DATASET RECORDS »
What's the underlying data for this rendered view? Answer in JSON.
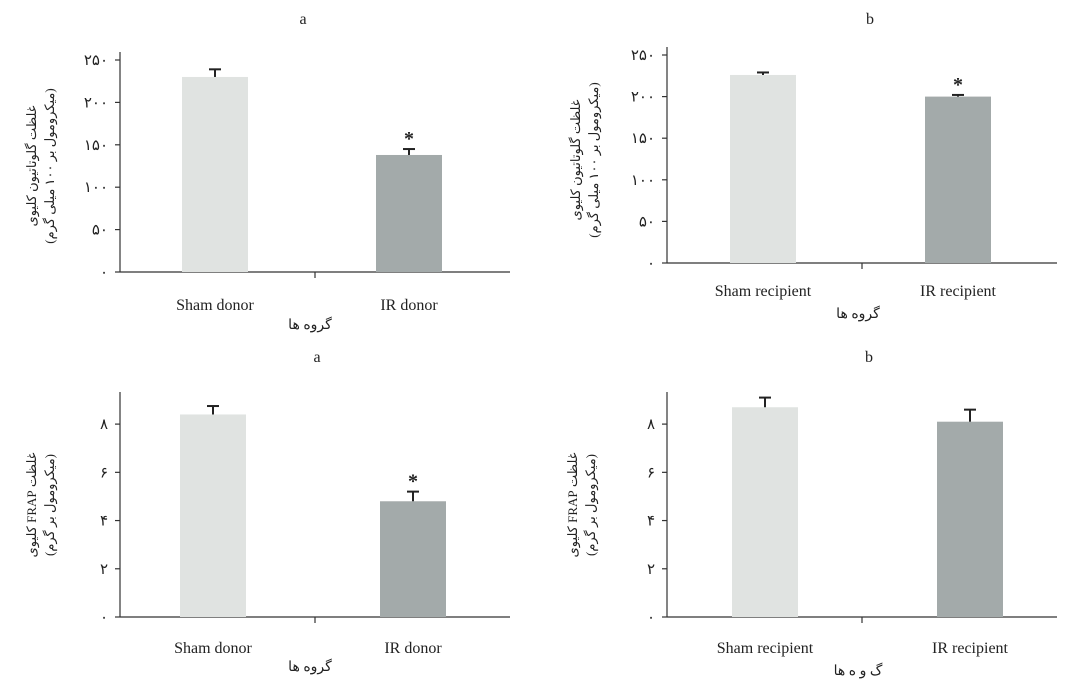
{
  "colors": {
    "sham": "#e0e3e1",
    "ir": "#a3aaaa",
    "axis": "#333333",
    "errbar": "#222222"
  },
  "chart_data": [
    {
      "type": "bar",
      "panel_label": "a",
      "categories": [
        "Sham donor",
        "IR donor"
      ],
      "values": [
        230,
        138
      ],
      "errors": [
        9,
        7
      ],
      "significance": [
        "",
        "*"
      ],
      "ylim": [
        0,
        250
      ],
      "yticks": [
        0,
        50,
        100,
        150,
        200,
        250
      ],
      "ytick_labels": [
        "۰",
        "۵۰",
        "۱۰۰",
        "۱۵۰",
        "۲۰۰",
        "۲۵۰"
      ],
      "ylabel": "غلظت گلوتاتیون کلیوی",
      "ylabel_units": "(میکرومول بر ۱۰۰ میلی گرم)",
      "xlabel": "گروه ها"
    },
    {
      "type": "bar",
      "panel_label": "b",
      "categories": [
        "Sham recipient",
        "IR recipient"
      ],
      "values": [
        226,
        200
      ],
      "errors": [
        3,
        2
      ],
      "significance": [
        "",
        "*"
      ],
      "ylim": [
        0,
        250
      ],
      "yticks": [
        0,
        50,
        100,
        150,
        200,
        250
      ],
      "ytick_labels": [
        "۰",
        "۵۰",
        "۱۰۰",
        "۱۵۰",
        "۲۰۰",
        "۲۵۰"
      ],
      "ylabel": "غلظت گلوتاتیون کلیوی",
      "ylabel_units": "(میکرومول بر ۱۰۰ میلی گرم)",
      "xlabel": "گروه ها"
    },
    {
      "type": "bar",
      "panel_label": "a",
      "categories": [
        "Sham donor",
        "IR donor"
      ],
      "values": [
        8.4,
        4.8
      ],
      "errors": [
        0.35,
        0.4
      ],
      "significance": [
        "",
        "*"
      ],
      "ylim": [
        0,
        9
      ],
      "yticks": [
        0,
        2,
        4,
        6,
        8
      ],
      "ytick_labels": [
        "۰",
        "۲",
        "۴",
        "۶",
        "۸"
      ],
      "ylabel": "غلظت FRAP کلیوی",
      "ylabel_units": "(میکرومول بر گرم)",
      "xlabel": "گروه ها"
    },
    {
      "type": "bar",
      "panel_label": "b",
      "categories": [
        "Sham recipient",
        "IR recipient"
      ],
      "values": [
        8.7,
        8.1
      ],
      "errors": [
        0.4,
        0.5
      ],
      "significance": [
        "",
        ""
      ],
      "ylim": [
        0,
        9
      ],
      "yticks": [
        0,
        2,
        4,
        6,
        8
      ],
      "ytick_labels": [
        "۰",
        "۲",
        "۴",
        "۶",
        "۸"
      ],
      "ylabel": "غلظت FRAP کلیوی",
      "ylabel_units": "(میکرومول بر گرم)",
      "xlabel": "گ و ه ها"
    }
  ]
}
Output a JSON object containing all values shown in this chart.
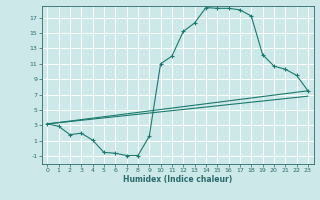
{
  "title": "",
  "xlabel": "Humidex (Indice chaleur)",
  "background_color": "#cce8e8",
  "grid_color": "#ffffff",
  "line_color": "#1a7a6e",
  "xlim": [
    -0.5,
    23.5
  ],
  "ylim": [
    -2.0,
    18.5
  ],
  "xticks": [
    0,
    1,
    2,
    3,
    4,
    5,
    6,
    7,
    8,
    9,
    10,
    11,
    12,
    13,
    14,
    15,
    16,
    17,
    18,
    19,
    20,
    21,
    22,
    23
  ],
  "yticks": [
    -1,
    1,
    3,
    5,
    7,
    9,
    11,
    13,
    15,
    17
  ],
  "curve1_x": [
    0,
    1,
    2,
    3,
    4,
    5,
    6,
    7,
    8,
    9,
    10,
    11,
    12,
    13,
    14,
    15,
    16,
    17,
    18,
    19,
    20,
    21,
    22,
    23
  ],
  "curve1_y": [
    3.2,
    2.9,
    1.8,
    2.0,
    1.1,
    -0.5,
    -0.6,
    -0.9,
    -0.9,
    1.6,
    11.0,
    12.0,
    15.2,
    16.3,
    18.3,
    18.2,
    18.2,
    18.0,
    17.2,
    12.2,
    10.7,
    10.3,
    9.5,
    7.5
  ],
  "curve2_x": [
    0,
    23
  ],
  "curve2_y": [
    3.2,
    7.5
  ],
  "curve3_x": [
    0,
    23
  ],
  "curve3_y": [
    3.2,
    6.8
  ],
  "tick_color": "#2a6a6a",
  "label_color": "#2a6a6a",
  "xlabel_fontsize": 5.5,
  "tick_fontsize": 4.5
}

YOUR OBJECTIVE » Leave images out of the retyped records; keep all else exact.

WRITTEN ANSWER »
What's the underlying data for this rendered view? Answer in JSON.
{
  "colors": {
    "sham": "#e0e3e1",
    "ir": "#a3aaaa",
    "axis": "#333333",
    "errbar": "#222222"
  },
  "chart_data": [
    {
      "type": "bar",
      "panel_label": "a",
      "categories": [
        "Sham donor",
        "IR donor"
      ],
      "values": [
        230,
        138
      ],
      "errors": [
        9,
        7
      ],
      "significance": [
        "",
        "*"
      ],
      "ylim": [
        0,
        250
      ],
      "yticks": [
        0,
        50,
        100,
        150,
        200,
        250
      ],
      "ytick_labels": [
        "۰",
        "۵۰",
        "۱۰۰",
        "۱۵۰",
        "۲۰۰",
        "۲۵۰"
      ],
      "ylabel": "غلظت گلوتاتیون کلیوی",
      "ylabel_units": "(میکرومول بر ۱۰۰ میلی گرم)",
      "xlabel": "گروه ها"
    },
    {
      "type": "bar",
      "panel_label": "b",
      "categories": [
        "Sham recipient",
        "IR recipient"
      ],
      "values": [
        226,
        200
      ],
      "errors": [
        3,
        2
      ],
      "significance": [
        "",
        "*"
      ],
      "ylim": [
        0,
        250
      ],
      "yticks": [
        0,
        50,
        100,
        150,
        200,
        250
      ],
      "ytick_labels": [
        "۰",
        "۵۰",
        "۱۰۰",
        "۱۵۰",
        "۲۰۰",
        "۲۵۰"
      ],
      "ylabel": "غلظت گلوتاتیون کلیوی",
      "ylabel_units": "(میکرومول بر ۱۰۰ میلی گرم)",
      "xlabel": "گروه ها"
    },
    {
      "type": "bar",
      "panel_label": "a",
      "categories": [
        "Sham donor",
        "IR donor"
      ],
      "values": [
        8.4,
        4.8
      ],
      "errors": [
        0.35,
        0.4
      ],
      "significance": [
        "",
        "*"
      ],
      "ylim": [
        0,
        9
      ],
      "yticks": [
        0,
        2,
        4,
        6,
        8
      ],
      "ytick_labels": [
        "۰",
        "۲",
        "۴",
        "۶",
        "۸"
      ],
      "ylabel": "غلظت FRAP کلیوی",
      "ylabel_units": "(میکرومول بر گرم)",
      "xlabel": "گروه ها"
    },
    {
      "type": "bar",
      "panel_label": "b",
      "categories": [
        "Sham recipient",
        "IR recipient"
      ],
      "values": [
        8.7,
        8.1
      ],
      "errors": [
        0.4,
        0.5
      ],
      "significance": [
        "",
        ""
      ],
      "ylim": [
        0,
        9
      ],
      "yticks": [
        0,
        2,
        4,
        6,
        8
      ],
      "ytick_labels": [
        "۰",
        "۲",
        "۴",
        "۶",
        "۸"
      ],
      "ylabel": "غلظت FRAP کلیوی",
      "ylabel_units": "(میکرومول بر گرم)",
      "xlabel": "گ و ه ها"
    }
  ]
}
Output a JSON object containing all values shown in this chart.
{
  "title": "",
  "xlabel": "Humidex (Indice chaleur)",
  "background_color": "#cce8e8",
  "grid_color": "#ffffff",
  "line_color": "#1a7a6e",
  "xlim": [
    -0.5,
    23.5
  ],
  "ylim": [
    -2.0,
    18.5
  ],
  "xticks": [
    0,
    1,
    2,
    3,
    4,
    5,
    6,
    7,
    8,
    9,
    10,
    11,
    12,
    13,
    14,
    15,
    16,
    17,
    18,
    19,
    20,
    21,
    22,
    23
  ],
  "yticks": [
    -1,
    1,
    3,
    5,
    7,
    9,
    11,
    13,
    15,
    17
  ],
  "curve1_x": [
    0,
    1,
    2,
    3,
    4,
    5,
    6,
    7,
    8,
    9,
    10,
    11,
    12,
    13,
    14,
    15,
    16,
    17,
    18,
    19,
    20,
    21,
    22,
    23
  ],
  "curve1_y": [
    3.2,
    2.9,
    1.8,
    2.0,
    1.1,
    -0.5,
    -0.6,
    -0.9,
    -0.9,
    1.6,
    11.0,
    12.0,
    15.2,
    16.3,
    18.3,
    18.2,
    18.2,
    18.0,
    17.2,
    12.2,
    10.7,
    10.3,
    9.5,
    7.5
  ],
  "curve2_x": [
    0,
    23
  ],
  "curve2_y": [
    3.2,
    7.5
  ],
  "curve3_x": [
    0,
    23
  ],
  "curve3_y": [
    3.2,
    6.8
  ],
  "tick_color": "#2a6a6a",
  "label_color": "#2a6a6a",
  "xlabel_fontsize": 5.5,
  "tick_fontsize": 4.5
}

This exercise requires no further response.